OBJECTIVE
Locate and copy each line in the data that contains the word "International".
--- start of GIVEN RECORDS ---
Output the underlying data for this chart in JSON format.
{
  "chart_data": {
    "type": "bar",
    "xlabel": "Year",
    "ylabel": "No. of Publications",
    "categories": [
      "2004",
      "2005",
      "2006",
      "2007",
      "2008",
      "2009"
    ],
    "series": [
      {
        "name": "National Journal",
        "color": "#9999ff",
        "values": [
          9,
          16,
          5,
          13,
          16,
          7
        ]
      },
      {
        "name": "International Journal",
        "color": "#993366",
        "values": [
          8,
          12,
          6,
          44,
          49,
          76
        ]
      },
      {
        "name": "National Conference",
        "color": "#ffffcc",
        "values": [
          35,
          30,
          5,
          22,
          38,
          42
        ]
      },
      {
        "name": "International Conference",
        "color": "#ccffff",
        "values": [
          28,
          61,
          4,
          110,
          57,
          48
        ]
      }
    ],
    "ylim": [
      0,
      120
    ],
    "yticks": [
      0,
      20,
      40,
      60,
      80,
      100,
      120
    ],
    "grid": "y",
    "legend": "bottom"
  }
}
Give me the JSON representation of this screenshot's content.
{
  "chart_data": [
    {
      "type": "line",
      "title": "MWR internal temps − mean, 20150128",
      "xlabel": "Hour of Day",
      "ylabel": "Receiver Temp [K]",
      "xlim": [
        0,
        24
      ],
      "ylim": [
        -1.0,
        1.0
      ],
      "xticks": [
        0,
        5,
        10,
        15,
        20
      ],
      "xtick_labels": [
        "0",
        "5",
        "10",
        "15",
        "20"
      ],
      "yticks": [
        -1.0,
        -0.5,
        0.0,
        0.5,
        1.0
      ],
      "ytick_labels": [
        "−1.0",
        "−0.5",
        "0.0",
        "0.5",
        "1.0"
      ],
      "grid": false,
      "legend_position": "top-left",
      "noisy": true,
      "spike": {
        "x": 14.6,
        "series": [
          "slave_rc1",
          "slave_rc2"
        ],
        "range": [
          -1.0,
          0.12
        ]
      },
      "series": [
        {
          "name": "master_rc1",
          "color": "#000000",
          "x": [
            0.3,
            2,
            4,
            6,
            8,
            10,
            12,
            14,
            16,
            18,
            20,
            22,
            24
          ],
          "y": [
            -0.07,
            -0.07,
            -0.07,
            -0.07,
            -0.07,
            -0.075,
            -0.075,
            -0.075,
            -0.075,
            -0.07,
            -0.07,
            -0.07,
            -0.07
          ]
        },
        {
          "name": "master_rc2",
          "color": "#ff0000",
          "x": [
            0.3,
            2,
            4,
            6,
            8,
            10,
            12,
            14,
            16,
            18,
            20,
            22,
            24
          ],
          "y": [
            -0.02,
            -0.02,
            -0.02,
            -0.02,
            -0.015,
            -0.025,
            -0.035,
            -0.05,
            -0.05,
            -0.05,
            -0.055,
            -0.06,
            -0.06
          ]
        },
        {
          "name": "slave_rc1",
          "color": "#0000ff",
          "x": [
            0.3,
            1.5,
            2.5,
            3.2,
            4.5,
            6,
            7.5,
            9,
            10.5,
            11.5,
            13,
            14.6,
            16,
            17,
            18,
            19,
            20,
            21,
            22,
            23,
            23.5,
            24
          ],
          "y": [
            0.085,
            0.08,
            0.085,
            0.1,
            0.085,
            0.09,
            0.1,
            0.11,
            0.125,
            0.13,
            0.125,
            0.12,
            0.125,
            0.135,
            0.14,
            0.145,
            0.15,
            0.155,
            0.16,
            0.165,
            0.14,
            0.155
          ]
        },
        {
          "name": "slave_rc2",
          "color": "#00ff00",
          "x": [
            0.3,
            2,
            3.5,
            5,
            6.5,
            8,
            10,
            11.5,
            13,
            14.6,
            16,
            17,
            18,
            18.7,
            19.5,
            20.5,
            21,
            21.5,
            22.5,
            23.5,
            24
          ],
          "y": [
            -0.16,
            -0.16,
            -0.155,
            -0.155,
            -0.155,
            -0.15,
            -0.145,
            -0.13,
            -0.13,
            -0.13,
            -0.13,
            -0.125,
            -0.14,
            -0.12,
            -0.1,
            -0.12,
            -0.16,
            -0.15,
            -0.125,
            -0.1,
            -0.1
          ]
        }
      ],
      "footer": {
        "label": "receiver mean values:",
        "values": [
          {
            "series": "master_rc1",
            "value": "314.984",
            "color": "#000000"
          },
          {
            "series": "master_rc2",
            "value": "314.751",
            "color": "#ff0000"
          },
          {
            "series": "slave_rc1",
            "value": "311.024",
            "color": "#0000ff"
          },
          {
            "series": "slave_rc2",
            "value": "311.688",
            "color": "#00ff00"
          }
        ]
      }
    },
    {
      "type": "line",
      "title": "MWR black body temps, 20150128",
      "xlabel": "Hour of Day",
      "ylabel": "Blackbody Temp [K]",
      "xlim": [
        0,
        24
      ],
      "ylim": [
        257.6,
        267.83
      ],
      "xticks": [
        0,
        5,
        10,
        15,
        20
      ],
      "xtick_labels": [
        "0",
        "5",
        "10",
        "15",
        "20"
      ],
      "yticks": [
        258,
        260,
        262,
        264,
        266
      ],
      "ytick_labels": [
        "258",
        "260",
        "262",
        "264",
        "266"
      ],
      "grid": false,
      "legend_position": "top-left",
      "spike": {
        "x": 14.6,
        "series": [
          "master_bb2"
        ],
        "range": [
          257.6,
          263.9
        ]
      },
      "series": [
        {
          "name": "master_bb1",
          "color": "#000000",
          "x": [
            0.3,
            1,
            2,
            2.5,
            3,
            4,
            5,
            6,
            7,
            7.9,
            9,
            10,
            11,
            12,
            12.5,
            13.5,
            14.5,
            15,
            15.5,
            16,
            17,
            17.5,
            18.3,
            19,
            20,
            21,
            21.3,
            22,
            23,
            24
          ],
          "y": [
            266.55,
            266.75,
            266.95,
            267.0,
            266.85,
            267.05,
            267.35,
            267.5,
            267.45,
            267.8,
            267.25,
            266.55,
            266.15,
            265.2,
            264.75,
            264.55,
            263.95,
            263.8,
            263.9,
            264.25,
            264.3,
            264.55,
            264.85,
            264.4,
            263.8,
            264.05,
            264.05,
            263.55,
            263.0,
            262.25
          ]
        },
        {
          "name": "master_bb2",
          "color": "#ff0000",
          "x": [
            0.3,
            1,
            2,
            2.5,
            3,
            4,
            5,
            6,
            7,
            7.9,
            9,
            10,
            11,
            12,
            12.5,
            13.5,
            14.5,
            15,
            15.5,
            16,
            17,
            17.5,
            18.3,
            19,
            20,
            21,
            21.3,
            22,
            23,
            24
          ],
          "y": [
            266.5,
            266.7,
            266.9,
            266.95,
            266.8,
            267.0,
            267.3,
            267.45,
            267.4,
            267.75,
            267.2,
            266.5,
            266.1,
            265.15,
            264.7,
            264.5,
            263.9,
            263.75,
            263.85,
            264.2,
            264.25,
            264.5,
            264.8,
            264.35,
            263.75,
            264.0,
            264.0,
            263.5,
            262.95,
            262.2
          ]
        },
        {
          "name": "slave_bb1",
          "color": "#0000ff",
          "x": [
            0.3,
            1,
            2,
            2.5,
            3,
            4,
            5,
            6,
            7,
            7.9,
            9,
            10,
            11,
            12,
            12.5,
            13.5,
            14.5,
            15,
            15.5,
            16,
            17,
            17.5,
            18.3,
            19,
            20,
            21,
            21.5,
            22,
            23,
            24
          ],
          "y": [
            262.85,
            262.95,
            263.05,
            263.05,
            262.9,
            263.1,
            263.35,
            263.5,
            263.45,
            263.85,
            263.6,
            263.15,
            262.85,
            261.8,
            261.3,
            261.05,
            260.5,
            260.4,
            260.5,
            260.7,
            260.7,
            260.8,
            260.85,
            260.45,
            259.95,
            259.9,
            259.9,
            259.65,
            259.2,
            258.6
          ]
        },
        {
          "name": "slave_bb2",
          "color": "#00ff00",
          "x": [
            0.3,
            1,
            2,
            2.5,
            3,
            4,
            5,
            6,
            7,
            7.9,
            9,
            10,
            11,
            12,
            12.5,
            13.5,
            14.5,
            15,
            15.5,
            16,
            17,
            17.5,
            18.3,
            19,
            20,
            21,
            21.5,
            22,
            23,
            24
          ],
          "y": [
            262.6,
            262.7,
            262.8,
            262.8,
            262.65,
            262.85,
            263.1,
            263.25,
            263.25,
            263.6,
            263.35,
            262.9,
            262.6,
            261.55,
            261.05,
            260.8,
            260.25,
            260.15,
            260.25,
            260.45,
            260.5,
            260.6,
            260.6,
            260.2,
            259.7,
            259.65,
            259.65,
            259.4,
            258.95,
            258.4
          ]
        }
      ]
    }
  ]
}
--- end of GIVEN RECORDS ---
FULL ANSWER
        "name": "International Journal",
        "name": "International Conference",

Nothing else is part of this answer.